_Dataset extract_.
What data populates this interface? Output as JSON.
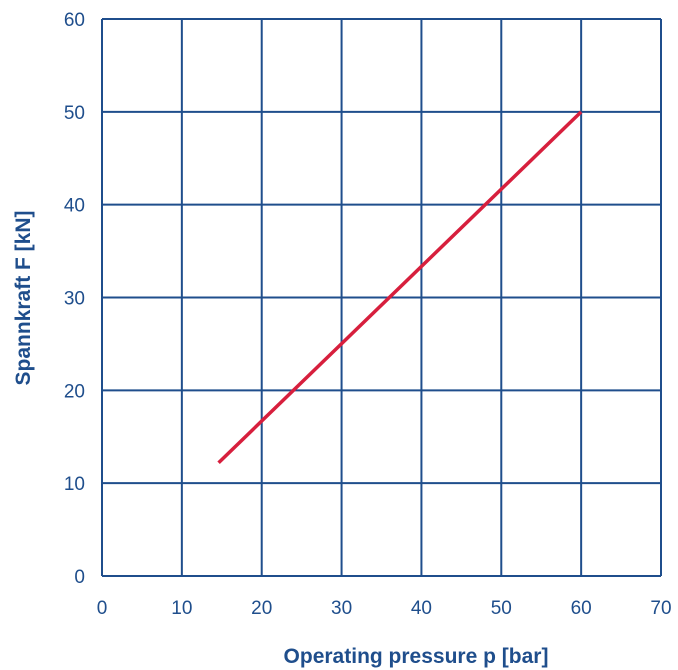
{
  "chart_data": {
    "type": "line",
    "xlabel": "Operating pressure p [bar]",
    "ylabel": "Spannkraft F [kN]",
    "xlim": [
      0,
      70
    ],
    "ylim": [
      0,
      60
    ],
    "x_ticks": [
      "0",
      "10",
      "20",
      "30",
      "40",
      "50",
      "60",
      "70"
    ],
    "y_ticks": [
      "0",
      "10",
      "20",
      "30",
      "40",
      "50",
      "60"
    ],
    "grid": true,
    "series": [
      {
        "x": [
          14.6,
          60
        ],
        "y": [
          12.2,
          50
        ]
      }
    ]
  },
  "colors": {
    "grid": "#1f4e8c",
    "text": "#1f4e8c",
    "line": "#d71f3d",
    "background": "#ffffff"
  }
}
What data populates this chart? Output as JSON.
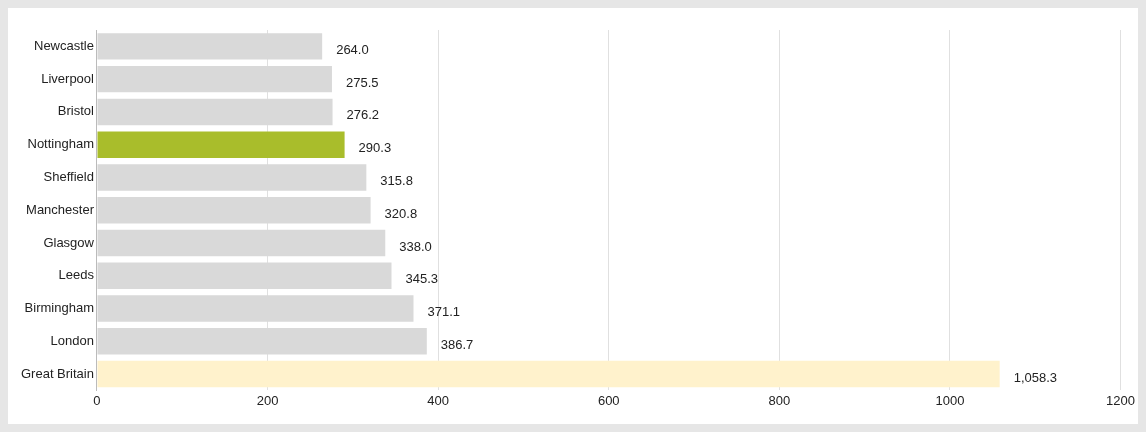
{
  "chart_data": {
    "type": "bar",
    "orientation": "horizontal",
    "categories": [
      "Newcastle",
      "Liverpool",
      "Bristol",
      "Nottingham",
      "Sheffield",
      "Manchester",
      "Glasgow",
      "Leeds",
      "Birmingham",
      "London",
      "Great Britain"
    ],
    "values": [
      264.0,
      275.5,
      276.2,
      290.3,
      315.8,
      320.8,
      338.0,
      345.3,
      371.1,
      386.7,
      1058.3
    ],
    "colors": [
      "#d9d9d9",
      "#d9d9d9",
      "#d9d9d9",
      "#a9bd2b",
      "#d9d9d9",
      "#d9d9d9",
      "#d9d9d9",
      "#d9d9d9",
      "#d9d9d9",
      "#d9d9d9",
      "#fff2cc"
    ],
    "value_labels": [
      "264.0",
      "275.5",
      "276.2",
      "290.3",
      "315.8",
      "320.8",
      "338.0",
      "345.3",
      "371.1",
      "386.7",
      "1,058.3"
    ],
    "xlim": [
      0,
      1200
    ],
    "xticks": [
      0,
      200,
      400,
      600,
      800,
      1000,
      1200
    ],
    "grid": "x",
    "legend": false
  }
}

_Objective_.
Omit the pictures. Output every record above word for word.

_Task output_.
What data populates this interface? Output as JSON.
{
  "chart_data": {
    "type": "line",
    "xlabel": "Operating pressure p [bar]",
    "ylabel": "Spannkraft F [kN]",
    "xlim": [
      0,
      70
    ],
    "ylim": [
      0,
      60
    ],
    "x_ticks": [
      "0",
      "10",
      "20",
      "30",
      "40",
      "50",
      "60",
      "70"
    ],
    "y_ticks": [
      "0",
      "10",
      "20",
      "30",
      "40",
      "50",
      "60"
    ],
    "grid": true,
    "series": [
      {
        "x": [
          14.6,
          60
        ],
        "y": [
          12.2,
          50
        ]
      }
    ]
  },
  "colors": {
    "grid": "#1f4e8c",
    "text": "#1f4e8c",
    "line": "#d71f3d",
    "background": "#ffffff"
  }
}
What data populates this chart? Output as JSON.
{
  "chart_data": {
    "type": "bar",
    "orientation": "horizontal",
    "categories": [
      "Newcastle",
      "Liverpool",
      "Bristol",
      "Nottingham",
      "Sheffield",
      "Manchester",
      "Glasgow",
      "Leeds",
      "Birmingham",
      "London",
      "Great Britain"
    ],
    "values": [
      264.0,
      275.5,
      276.2,
      290.3,
      315.8,
      320.8,
      338.0,
      345.3,
      371.1,
      386.7,
      1058.3
    ],
    "colors": [
      "#d9d9d9",
      "#d9d9d9",
      "#d9d9d9",
      "#a9bd2b",
      "#d9d9d9",
      "#d9d9d9",
      "#d9d9d9",
      "#d9d9d9",
      "#d9d9d9",
      "#d9d9d9",
      "#fff2cc"
    ],
    "value_labels": [
      "264.0",
      "275.5",
      "276.2",
      "290.3",
      "315.8",
      "320.8",
      "338.0",
      "345.3",
      "371.1",
      "386.7",
      "1,058.3"
    ],
    "xlim": [
      0,
      1200
    ],
    "xticks": [
      0,
      200,
      400,
      600,
      800,
      1000,
      1200
    ],
    "grid": "x",
    "legend": false
  }
}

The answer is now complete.